* START Information shown *

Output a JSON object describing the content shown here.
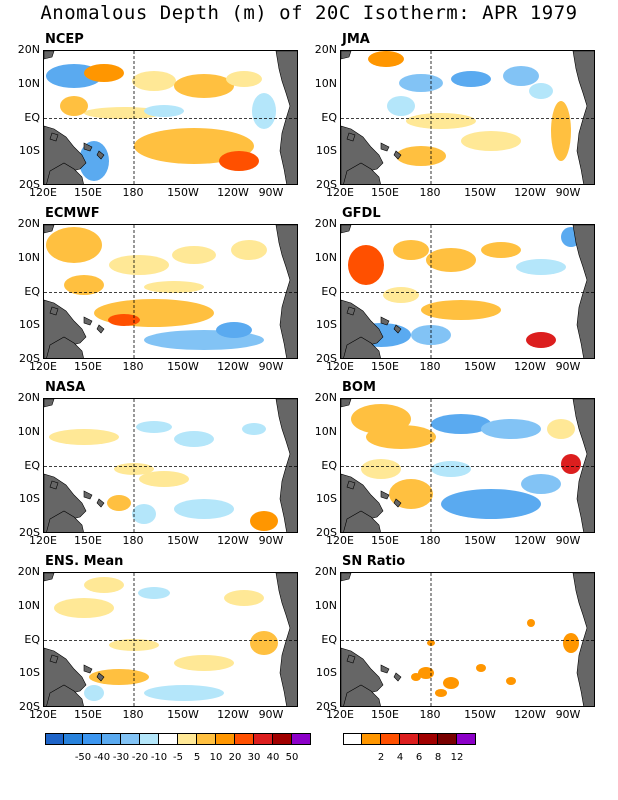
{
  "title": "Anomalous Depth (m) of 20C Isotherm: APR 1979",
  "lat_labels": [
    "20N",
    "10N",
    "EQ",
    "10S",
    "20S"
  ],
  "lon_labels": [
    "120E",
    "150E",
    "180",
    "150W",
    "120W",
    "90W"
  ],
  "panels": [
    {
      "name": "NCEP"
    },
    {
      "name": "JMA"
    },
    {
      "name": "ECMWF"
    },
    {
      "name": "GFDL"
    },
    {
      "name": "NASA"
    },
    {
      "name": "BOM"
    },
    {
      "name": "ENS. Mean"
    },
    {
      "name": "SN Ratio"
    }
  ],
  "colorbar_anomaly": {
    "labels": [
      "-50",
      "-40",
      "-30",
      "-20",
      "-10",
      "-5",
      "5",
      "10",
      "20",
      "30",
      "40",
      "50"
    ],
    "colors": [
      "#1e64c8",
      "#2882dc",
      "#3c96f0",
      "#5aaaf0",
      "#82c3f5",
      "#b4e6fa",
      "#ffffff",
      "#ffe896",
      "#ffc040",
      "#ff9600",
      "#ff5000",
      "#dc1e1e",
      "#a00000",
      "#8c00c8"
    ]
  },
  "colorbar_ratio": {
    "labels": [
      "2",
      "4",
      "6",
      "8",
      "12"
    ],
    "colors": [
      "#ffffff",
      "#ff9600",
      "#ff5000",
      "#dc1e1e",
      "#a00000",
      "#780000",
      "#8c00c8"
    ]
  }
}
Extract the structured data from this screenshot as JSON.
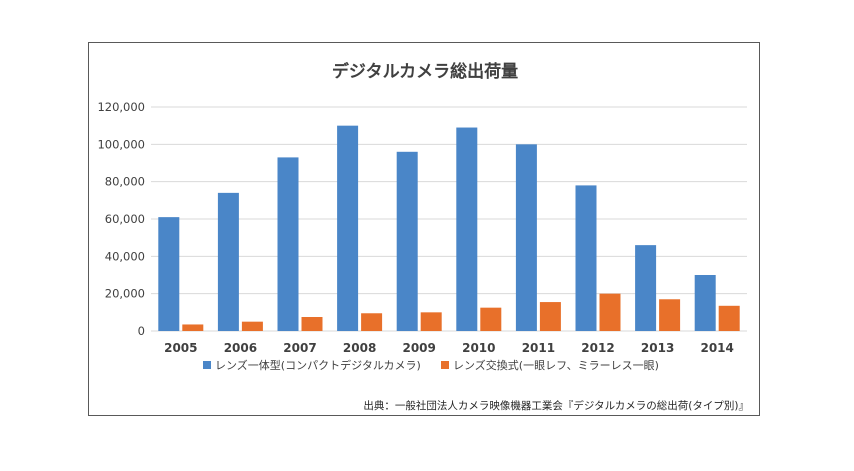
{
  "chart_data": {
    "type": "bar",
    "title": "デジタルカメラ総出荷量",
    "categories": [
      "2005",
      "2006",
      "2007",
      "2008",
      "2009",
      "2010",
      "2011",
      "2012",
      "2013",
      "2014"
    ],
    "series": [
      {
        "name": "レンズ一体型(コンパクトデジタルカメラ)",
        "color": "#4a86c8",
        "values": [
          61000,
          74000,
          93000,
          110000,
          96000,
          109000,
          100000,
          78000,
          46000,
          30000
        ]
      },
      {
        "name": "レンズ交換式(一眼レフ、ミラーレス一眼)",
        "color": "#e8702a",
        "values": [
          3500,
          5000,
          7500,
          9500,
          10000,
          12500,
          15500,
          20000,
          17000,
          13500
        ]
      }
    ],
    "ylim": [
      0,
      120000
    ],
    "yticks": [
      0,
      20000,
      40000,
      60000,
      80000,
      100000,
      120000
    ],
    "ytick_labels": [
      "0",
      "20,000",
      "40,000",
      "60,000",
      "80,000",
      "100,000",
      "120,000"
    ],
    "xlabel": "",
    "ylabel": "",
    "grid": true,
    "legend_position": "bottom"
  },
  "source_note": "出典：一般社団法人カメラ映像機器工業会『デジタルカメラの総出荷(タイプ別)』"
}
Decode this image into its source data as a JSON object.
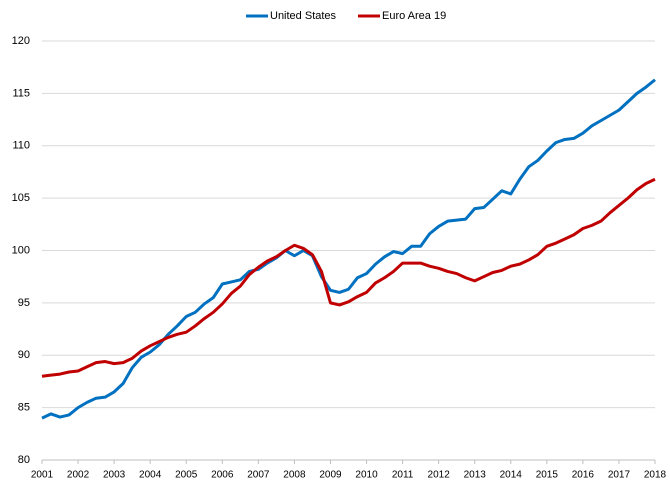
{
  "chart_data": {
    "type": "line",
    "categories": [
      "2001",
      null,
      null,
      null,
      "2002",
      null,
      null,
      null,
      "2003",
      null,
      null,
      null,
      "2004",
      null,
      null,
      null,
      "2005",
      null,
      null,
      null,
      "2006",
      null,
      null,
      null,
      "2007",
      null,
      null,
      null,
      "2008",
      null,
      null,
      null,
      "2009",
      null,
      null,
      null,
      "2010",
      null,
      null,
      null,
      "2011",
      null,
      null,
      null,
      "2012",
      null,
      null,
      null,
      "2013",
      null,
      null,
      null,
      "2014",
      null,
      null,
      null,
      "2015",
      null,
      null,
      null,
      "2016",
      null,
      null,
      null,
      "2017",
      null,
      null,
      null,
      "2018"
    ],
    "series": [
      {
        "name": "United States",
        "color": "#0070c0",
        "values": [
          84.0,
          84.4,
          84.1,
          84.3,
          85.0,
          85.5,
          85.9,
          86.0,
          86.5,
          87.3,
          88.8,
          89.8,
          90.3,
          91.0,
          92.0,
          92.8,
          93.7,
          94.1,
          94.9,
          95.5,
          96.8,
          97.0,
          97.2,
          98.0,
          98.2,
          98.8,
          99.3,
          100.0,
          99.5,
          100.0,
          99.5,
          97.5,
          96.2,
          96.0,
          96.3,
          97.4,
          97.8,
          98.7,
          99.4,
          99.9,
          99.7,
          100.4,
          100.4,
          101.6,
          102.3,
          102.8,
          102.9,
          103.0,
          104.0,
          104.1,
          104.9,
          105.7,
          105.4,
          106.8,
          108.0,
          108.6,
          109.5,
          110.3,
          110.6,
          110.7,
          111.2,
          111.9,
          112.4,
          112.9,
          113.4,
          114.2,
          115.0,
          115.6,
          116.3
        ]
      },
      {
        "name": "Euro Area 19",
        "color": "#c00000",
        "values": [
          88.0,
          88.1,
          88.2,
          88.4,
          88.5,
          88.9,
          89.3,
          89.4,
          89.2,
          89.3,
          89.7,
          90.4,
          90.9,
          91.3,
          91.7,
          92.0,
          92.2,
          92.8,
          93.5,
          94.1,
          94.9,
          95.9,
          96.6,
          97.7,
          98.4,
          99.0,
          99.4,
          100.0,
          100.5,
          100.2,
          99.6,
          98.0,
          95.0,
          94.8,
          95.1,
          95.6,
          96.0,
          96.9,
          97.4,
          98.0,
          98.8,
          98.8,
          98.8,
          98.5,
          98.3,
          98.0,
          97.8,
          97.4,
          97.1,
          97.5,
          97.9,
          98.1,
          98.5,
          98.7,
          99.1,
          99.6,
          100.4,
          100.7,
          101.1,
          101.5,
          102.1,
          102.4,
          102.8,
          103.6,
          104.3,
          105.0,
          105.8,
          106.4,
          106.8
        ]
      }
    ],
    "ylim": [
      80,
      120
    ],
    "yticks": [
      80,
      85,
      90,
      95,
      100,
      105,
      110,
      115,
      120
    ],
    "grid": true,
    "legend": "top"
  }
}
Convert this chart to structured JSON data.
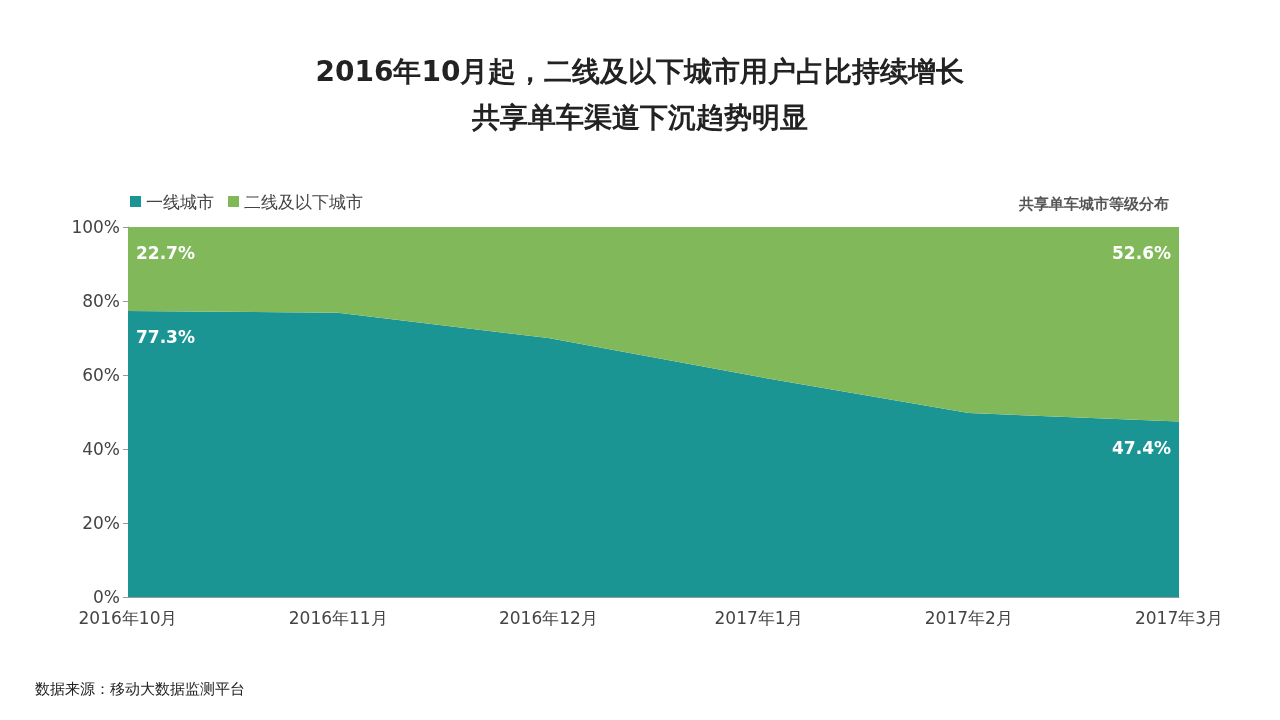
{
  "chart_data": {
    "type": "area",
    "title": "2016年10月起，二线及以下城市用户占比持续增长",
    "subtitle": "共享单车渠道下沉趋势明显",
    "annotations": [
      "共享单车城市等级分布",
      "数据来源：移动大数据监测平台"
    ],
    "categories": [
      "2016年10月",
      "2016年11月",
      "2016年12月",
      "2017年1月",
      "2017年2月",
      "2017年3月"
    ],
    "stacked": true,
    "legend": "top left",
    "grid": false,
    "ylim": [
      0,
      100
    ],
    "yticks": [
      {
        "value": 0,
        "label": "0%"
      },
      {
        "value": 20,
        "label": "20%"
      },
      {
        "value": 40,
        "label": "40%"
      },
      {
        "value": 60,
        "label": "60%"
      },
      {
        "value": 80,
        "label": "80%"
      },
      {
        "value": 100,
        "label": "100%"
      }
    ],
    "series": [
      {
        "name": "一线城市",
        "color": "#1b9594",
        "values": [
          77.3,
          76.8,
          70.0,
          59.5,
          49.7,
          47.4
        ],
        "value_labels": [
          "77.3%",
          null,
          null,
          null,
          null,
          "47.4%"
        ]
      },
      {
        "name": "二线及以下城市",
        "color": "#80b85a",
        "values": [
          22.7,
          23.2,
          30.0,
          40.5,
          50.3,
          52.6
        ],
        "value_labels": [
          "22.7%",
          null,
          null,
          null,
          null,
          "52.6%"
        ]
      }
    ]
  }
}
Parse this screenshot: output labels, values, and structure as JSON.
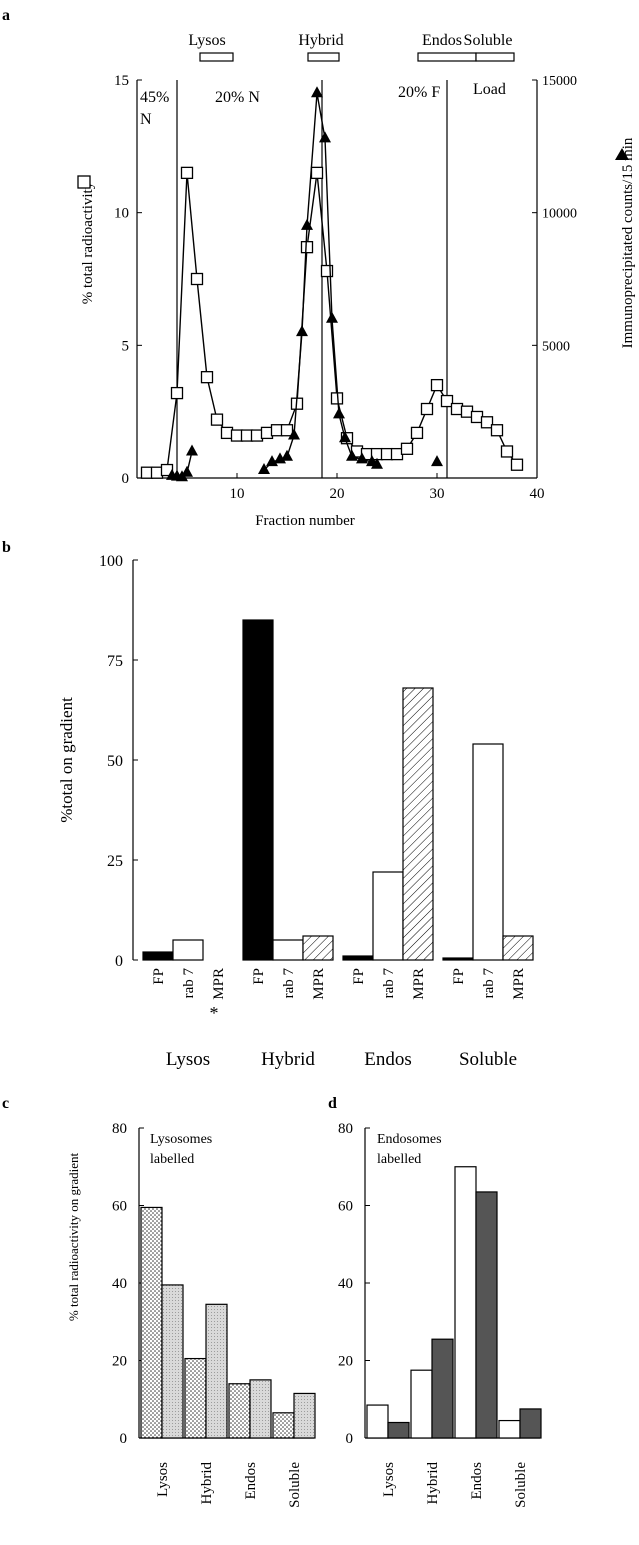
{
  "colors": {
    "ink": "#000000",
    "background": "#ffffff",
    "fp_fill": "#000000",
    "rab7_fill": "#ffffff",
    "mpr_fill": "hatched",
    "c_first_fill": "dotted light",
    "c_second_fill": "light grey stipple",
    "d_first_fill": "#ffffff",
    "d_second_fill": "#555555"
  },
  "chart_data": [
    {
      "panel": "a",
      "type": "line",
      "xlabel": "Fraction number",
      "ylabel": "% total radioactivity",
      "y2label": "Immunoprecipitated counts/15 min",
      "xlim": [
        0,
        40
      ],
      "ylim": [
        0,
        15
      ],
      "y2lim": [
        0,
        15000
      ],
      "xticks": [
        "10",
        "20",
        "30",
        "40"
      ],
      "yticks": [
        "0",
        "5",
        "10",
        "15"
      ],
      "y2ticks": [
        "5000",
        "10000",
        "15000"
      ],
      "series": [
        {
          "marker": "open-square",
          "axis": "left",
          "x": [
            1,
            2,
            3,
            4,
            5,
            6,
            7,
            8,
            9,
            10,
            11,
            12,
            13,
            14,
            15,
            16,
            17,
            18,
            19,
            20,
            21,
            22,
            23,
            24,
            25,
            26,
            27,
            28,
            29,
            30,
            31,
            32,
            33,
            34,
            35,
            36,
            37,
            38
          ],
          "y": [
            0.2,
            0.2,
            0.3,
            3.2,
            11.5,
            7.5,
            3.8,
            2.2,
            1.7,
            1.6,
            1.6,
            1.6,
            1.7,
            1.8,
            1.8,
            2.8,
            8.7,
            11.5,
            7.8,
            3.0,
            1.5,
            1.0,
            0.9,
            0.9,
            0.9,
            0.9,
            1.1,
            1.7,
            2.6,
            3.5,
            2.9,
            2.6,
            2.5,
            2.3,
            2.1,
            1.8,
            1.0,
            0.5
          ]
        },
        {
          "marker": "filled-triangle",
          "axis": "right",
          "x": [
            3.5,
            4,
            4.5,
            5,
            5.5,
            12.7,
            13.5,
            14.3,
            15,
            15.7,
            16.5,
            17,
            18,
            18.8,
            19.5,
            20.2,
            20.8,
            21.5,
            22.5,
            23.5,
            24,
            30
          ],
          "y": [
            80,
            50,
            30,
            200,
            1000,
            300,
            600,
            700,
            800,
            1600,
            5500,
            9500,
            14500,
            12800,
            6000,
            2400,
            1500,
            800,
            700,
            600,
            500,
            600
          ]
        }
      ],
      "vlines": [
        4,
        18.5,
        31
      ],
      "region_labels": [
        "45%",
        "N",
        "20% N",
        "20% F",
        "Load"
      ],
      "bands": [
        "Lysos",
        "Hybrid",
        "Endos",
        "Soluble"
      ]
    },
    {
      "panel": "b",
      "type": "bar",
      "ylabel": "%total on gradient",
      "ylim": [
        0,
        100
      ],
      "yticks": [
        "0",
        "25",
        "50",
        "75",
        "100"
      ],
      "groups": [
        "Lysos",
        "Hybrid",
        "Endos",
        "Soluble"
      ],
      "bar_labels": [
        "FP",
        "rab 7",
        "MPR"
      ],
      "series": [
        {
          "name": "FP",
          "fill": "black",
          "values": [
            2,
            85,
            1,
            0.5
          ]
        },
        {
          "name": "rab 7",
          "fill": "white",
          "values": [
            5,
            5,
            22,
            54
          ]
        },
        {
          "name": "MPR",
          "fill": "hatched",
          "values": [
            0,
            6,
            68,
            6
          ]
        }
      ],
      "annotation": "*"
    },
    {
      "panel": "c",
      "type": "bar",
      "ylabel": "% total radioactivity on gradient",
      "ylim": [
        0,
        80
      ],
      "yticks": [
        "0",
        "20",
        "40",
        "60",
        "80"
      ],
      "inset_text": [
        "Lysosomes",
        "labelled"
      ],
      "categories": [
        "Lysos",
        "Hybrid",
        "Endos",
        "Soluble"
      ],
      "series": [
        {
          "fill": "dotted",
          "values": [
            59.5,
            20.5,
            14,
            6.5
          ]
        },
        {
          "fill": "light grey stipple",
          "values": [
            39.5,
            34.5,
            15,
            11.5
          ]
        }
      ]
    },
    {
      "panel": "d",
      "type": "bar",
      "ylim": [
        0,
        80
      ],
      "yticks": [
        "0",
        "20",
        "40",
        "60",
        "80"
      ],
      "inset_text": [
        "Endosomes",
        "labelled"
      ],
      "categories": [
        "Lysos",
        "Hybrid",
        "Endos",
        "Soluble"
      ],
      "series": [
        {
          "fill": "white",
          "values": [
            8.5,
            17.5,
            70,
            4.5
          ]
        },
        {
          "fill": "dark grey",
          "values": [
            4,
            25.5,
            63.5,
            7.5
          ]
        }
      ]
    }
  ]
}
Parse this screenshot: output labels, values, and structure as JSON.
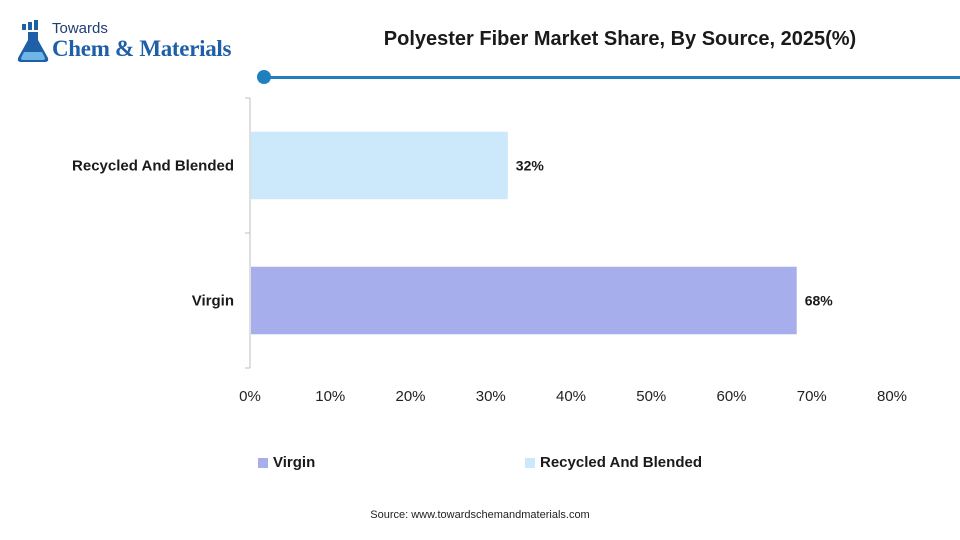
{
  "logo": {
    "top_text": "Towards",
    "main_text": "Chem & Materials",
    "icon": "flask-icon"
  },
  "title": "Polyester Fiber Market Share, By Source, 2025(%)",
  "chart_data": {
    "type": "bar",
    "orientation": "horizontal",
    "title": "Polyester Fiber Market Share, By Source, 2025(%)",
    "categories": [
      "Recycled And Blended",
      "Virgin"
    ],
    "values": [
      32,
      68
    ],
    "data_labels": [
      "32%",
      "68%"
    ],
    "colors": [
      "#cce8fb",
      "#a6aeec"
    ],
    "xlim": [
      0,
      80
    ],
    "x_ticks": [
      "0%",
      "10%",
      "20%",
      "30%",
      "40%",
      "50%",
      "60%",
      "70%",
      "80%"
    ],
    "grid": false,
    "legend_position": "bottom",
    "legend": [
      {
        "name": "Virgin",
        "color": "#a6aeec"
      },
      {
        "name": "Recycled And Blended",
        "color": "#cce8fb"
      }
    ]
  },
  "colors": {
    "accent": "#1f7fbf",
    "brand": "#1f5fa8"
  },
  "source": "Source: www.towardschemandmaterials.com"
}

* END Information shown *

_Aim_
Wherever a line in the data above holds "JSON", copy that line.

_Full response_
Output a JSON object describing the content shown here.
Extract the structured data from this screenshot as JSON.
Decode this image into its source data as a JSON object.
Convert this chart to structured JSON data.
Parse this screenshot: output labels, values, and structure as JSON.
Parse this screenshot: output labels, values, and structure as JSON.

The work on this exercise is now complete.